À la fin de la formation

  • S'auto-évaluer (connaissances acquises, difficultés rencontrées, ce qu'il a ressenti)
  • Faire le bilan de sa démarche d'apprentissage (les stratégies employées, ses préférences, …)
  • Vérifier si les objectifs visés ont été atteints
  • Identifier les suites possibles d'apprentissage sur le même thème ou sur de nouveaux thèmes
  • Identifier les situations dans lesquelles il pourra utiliser les connaissances acquises.
  • Evaluer sa démarche métacognitive

 

Les différents aspects d'une formation à distance sur lesquels l'apprenant peut exercer son autonomie

Nous nous basons, ici, sur les écrits d'André-Jacques Deschênes (1991). Selon cet auteur, les trois aspects d'un cours qui peuvent permettre à un apprenant d'exercer son autonomie ou d'acquérir l'autonomie sont le contenu, la structure et l'interaction.

Le contenu du cours

Le contenu, c'est la matière même du cours. Il regroupe les informations d'un domaine de connaissance qui est présenté à l'apprenant. Si, en formation à distance, le contenu est conçu bien avant sa mise à disposition, il est possible de faciliter l'exercice de l'autonomie ou son développement par l'apprenant pour peu que les concepteurs respectent quatre principes : la modularisation des contenus, la mise en place d'un support méthodologique, l'auto-évaluation des connaissances, le développement de l'esprit critique.

La modularisation du contenu est une opération qui vise à construire le cours sous forme d'unités d'information, ou de grains de connaissance. L'objectif de la modularisation est de permettre une meilleure individualisation du parcours d'apprentissage et de donner la possibilité à l'apprenant de construire celui-ci en fonction de ses besoins, de ses attentes et de ses objectifs.

La mise en place d'un support méthodologique a pour but de soutenir l'apprenant dans le repérage et l'acquisition de stratégies d'apprentissage adaptées à son profil cognitif lui permettant de construire ses connaissances. Il s'agit de faciliter l'auto-interrogation sur le " savoir comment ". Ce support peut prendre la forme de fiches méthodologiques où les stratégies (de lecture, de prise de notes, de conception de cartes conceptuelles par exemple) sont décrites de telle manière que l'apprenant puisse à la fois les utiliser au cours de son apprentissage mais également dans d'autres contextes.

CONSIGNE A
D'après l'extrait sur l'autonomie en formation à distance, quels sont les trois aspects d'un cours qui permettent à l'apprenant d'exercer ou d'acquérir son autonomie ?
L'extrait et les enregistrements n'ont aucun rapport entre eux.

DONNÉES D'ENTRÉE
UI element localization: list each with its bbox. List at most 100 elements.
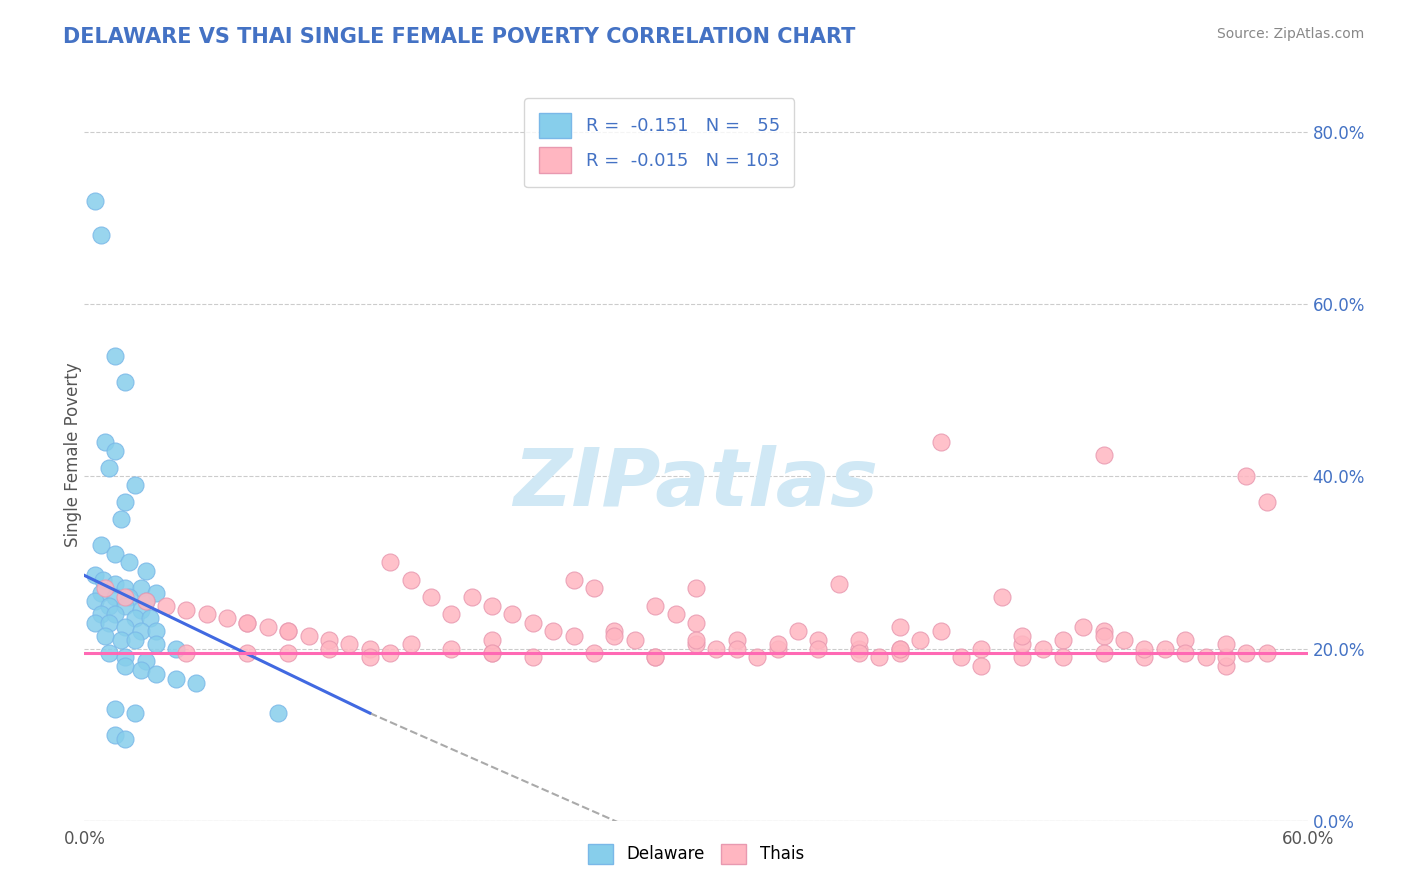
Point (1092, 646, 1115, 660)
Point (277, 624, 299, 639)
Point (1052, 632, 1074, 647)
Point (174, 603, 197, 617)
Point (399, 573, 422, 587)
Point (277, 646, 299, 660)
Point (1154, 641, 1177, 656)
Point (624, 632, 647, 647)
Point (90, 585, 112, 599)
Point (174, 646, 197, 660)
Point (807, 632, 830, 647)
Point (97, 615, 120, 630)
Point (1052, 650, 1074, 665)
Point (1236, 469, 1258, 483)
Point (461, 590, 484, 604)
Point (644, 599, 666, 613)
Point (1174, 646, 1197, 660)
Point (665, 607, 688, 621)
Point (481, 646, 503, 660)
Point (257, 620, 280, 634)
Point (1092, 624, 1115, 639)
Point (603, 624, 626, 639)
Point (706, 641, 728, 656)
Point (562, 573, 585, 587)
Point (991, 590, 1014, 604)
Point (725, 632, 748, 647)
Point (1256, 495, 1278, 509)
Point (114, 375, 136, 389)
Point (90, 538, 112, 552)
Point (124, 611, 146, 625)
Point (318, 641, 340, 656)
Point (970, 641, 993, 656)
Point (114, 582, 136, 596)
Point (1236, 646, 1258, 660)
Point (90, 607, 112, 621)
Legend: Delaware, Thais: Delaware, Thais (581, 838, 811, 871)
Point (83, 615, 105, 630)
Point (1114, 632, 1136, 647)
Point (145, 585, 167, 599)
Point (236, 615, 259, 630)
Point (83, 594, 105, 608)
Point (114, 590, 136, 604)
Point (807, 641, 830, 656)
Point (114, 495, 136, 509)
Y-axis label: Single Female Poverty: Single Female Poverty (65, 363, 82, 547)
Point (380, 646, 402, 660)
Point (118, 556, 141, 570)
Point (131, 663, 153, 677)
Point (155, 599, 177, 613)
Point (399, 637, 422, 651)
Point (685, 615, 707, 630)
Point (1195, 650, 1218, 665)
Point (1174, 632, 1197, 647)
Point (145, 624, 167, 639)
Point (104, 577, 127, 591)
Point (1073, 620, 1095, 634)
Point (114, 658, 136, 673)
Point (950, 650, 973, 665)
Point (1032, 641, 1054, 656)
Point (1215, 637, 1237, 651)
Point (104, 349, 127, 363)
Point (583, 582, 606, 596)
Point (970, 658, 993, 673)
Point (217, 611, 239, 625)
Point (104, 728, 127, 742)
Point (104, 547, 127, 561)
Point (725, 641, 748, 656)
Point (165, 672, 187, 686)
Point (1092, 448, 1115, 462)
Point (131, 603, 153, 617)
Point (1256, 646, 1278, 660)
Point (685, 637, 707, 651)
Point (339, 637, 361, 651)
Point (91, 573, 114, 587)
Point (135, 655, 157, 669)
Point (766, 637, 789, 651)
Point (236, 646, 259, 660)
Point (848, 646, 870, 660)
Point (135, 594, 157, 608)
Point (644, 650, 666, 665)
Point (124, 632, 146, 647)
Point (236, 615, 259, 630)
Point (522, 615, 544, 630)
Point (1011, 629, 1033, 643)
Point (124, 478, 146, 492)
Point (97, 646, 120, 660)
Point (138, 611, 160, 625)
Point (131, 582, 153, 596)
Point (1133, 650, 1156, 665)
Point (359, 641, 381, 656)
Point (420, 590, 443, 604)
Point (787, 624, 810, 639)
Point (114, 599, 136, 613)
Point (195, 607, 218, 621)
Point (685, 632, 707, 647)
Point (267, 706, 290, 720)
Point (889, 641, 911, 656)
Point (97, 460, 120, 475)
Point (502, 607, 524, 621)
Point (889, 641, 911, 656)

CONSIGNE B
Reproduisez à l'identique les lignes des enregistrements situées entre celle qui contient "Point (1092, 646, 1115, 660)" et celle qui contient "Point (1174, 646, 1197, 660)", ces deux lignes comprises.

SOLUTION PROPOSÉE A
Le contenu, la structure et l'interaction.

SOLUTION PROPOSÉE B
Point (1092, 646, 1115, 660)
Point (277, 624, 299, 639)
Point (1052, 632, 1074, 647)
Point (174, 603, 197, 617)
Point (399, 573, 422, 587)
Point (277, 646, 299, 660)
Point (1154, 641, 1177, 656)
Point (624, 632, 647, 647)
Point (90, 585, 112, 599)
Point (174, 646, 197, 660)
Point (807, 632, 830, 647)
Point (97, 615, 120, 630)
Point (1052, 650, 1074, 665)
Point (1236, 469, 1258, 483)
Point (461, 590, 484, 604)
Point (644, 599, 666, 613)
Point (1174, 646, 1197, 660)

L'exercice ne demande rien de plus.